WHAT IS ASKED
Leave out the pictures and repeat the data exactly.

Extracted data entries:
►
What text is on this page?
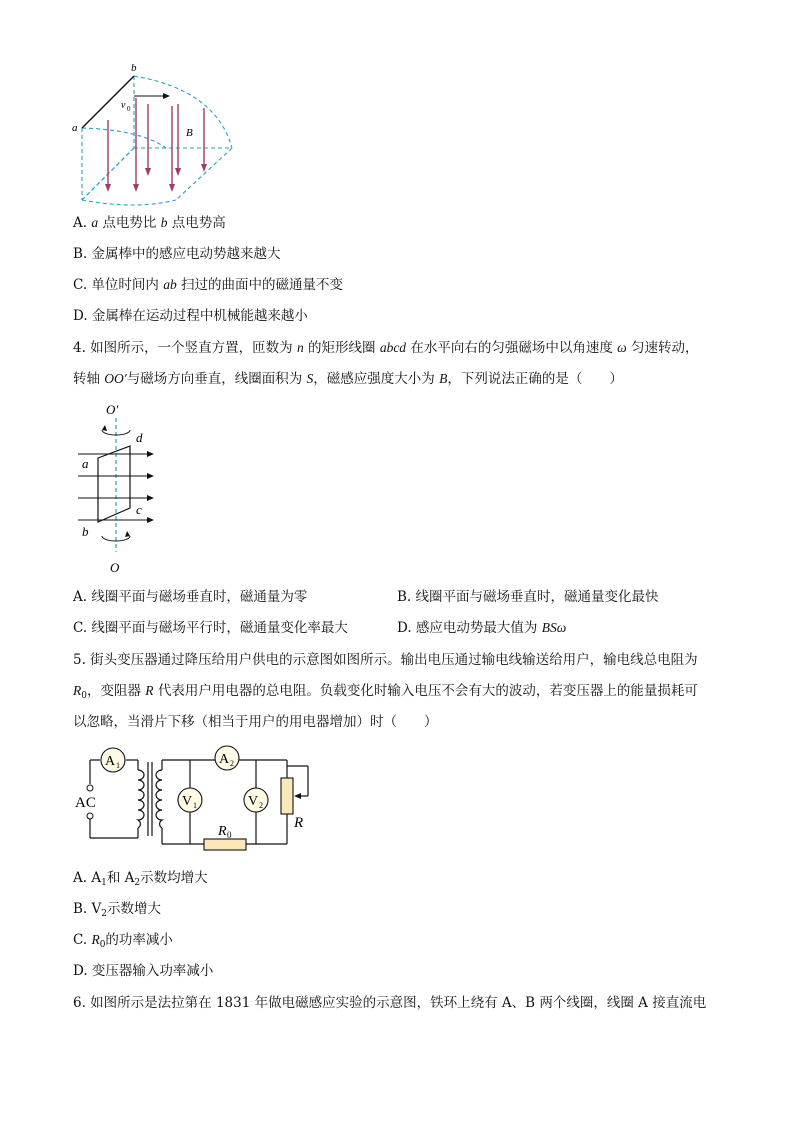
b
a
v 0
B
A. a 点电势比 b 点电势高
B. 金属棒中的感应电动势越来越大
C. 单位时间内 ab 扫过的曲面中的磁通量不变
D. 金属棒在运动过程中机械能越来越小
4. 如图所示，一个竖直方置，匝数为 n 的矩形线圈 abcd 在水平向右的匀强磁场中以角速度 ω 匀速转动，
转轴 OO′与磁场方向垂直，线圈面积为 S，磁感应强度大小为 B，下列说法正确的是（　　）
O′
O
a
b
c
d
A. 线圈平面与磁场垂直时，磁通量为零	B. 线圈平面与磁场垂直时，磁通量变化最快
C. 线圈平面与磁场平行时，磁通量变化率最大	D. 感应电动势最大值为 BSω
5. 街头变压器通过降压给用户供电的示意图如图所示。输出电压通过输电线输送给用户，输电线总电阻为
$R_0$，变阻器 R 代表用户用电器的总电阻。负载变化时输入电压不会有大的波动，若变压器上的能量损耗可
以忽略，当滑片下移（相当于用户的用电器增加）时（　　）
A 1	A 2
V 1	V 2
AC
R 0
R
A. $A_1$和 $A_2$示数均增大
B. $V_2$示数增大
C. $R_0$的功率减小
D. 变压器输入功率减小
6. 如图所示是法拉第在 1831 年做电磁感应实验的示意图，铁环上绕有 A、B 两个线圈，线圈 A 接直流电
◄
RESPONSE TO THE TASK
What text is on this page?
b
a
v 0
B
A. a 点电势比 b 点电势高
B. 金属棒中的感应电动势越来越大
C. 单位时间内 ab 扫过的曲面中的磁通量不变
D. 金属棒在运动过程中机械能越来越小
4. 如图所示，一个竖直方置，匝数为 n 的矩形线圈 abcd 在水平向右的匀强磁场中以角速度 ω 匀速转动，
转轴 OO′与磁场方向垂直，线圈面积为 S，磁感应强度大小为 B，下列说法正确的是（　　）
O′
O
a
b
c
d
A. 线圈平面与磁场垂直时，磁通量为零	B. 线圈平面与磁场垂直时，磁通量变化最快
C. 线圈平面与磁场平行时，磁通量变化率最大	D. 感应电动势最大值为 BSω
5. 街头变压器通过降压给用户供电的示意图如图所示。输出电压通过输电线输送给用户，输电线总电阻为
$R_0$，变阻器 R 代表用户用电器的总电阻。负载变化时输入电压不会有大的波动，若变压器上的能量损耗可
以忽略，当滑片下移（相当于用户的用电器增加）时（　　）
A 1	A 2
V 1	V 2
AC
R 0
R
A. $A_1$和 $A_2$示数均增大
B. $V_2$示数增大
C. $R_0$的功率减小
D. 变压器输入功率减小
6. 如图所示是法拉第在 1831 年做电磁感应实验的示意图，铁环上绕有 A、B 两个线圈，线圈 A 接直流电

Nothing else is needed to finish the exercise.